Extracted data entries
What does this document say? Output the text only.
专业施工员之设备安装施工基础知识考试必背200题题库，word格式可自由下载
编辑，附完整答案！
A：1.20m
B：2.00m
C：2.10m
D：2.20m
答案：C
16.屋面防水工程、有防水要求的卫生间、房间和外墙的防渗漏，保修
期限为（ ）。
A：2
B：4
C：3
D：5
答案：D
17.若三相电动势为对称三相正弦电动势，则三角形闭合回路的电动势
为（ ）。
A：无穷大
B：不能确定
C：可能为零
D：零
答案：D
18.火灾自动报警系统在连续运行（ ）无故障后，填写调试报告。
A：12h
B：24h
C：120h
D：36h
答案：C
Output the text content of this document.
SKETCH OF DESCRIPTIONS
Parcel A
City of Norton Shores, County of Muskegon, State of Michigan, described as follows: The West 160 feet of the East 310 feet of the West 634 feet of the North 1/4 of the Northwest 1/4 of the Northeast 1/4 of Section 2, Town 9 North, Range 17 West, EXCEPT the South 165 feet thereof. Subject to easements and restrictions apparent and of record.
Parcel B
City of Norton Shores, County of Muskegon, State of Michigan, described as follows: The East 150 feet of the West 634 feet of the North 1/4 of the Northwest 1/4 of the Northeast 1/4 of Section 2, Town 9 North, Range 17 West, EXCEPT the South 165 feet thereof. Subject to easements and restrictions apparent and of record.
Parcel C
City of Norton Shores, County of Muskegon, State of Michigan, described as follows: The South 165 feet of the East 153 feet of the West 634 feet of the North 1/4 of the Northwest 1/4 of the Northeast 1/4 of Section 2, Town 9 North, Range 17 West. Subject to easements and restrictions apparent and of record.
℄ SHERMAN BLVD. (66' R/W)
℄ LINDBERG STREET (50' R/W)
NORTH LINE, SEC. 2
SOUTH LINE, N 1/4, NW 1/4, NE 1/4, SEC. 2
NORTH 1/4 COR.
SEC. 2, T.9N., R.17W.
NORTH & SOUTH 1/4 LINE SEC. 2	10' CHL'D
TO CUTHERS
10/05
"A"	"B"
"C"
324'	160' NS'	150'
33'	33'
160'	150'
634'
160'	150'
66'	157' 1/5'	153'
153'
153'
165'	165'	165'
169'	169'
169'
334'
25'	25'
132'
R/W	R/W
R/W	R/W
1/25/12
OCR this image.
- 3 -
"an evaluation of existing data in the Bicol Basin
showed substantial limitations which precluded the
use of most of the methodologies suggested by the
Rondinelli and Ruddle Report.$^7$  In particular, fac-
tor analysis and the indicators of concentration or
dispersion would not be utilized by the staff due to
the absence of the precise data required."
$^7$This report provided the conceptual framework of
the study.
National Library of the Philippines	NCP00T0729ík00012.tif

Aim of the exercise - Copy each line of the data above that holds "document".

Response to the exercise -
What does this document say? Output the text only.
Output the text content of this document.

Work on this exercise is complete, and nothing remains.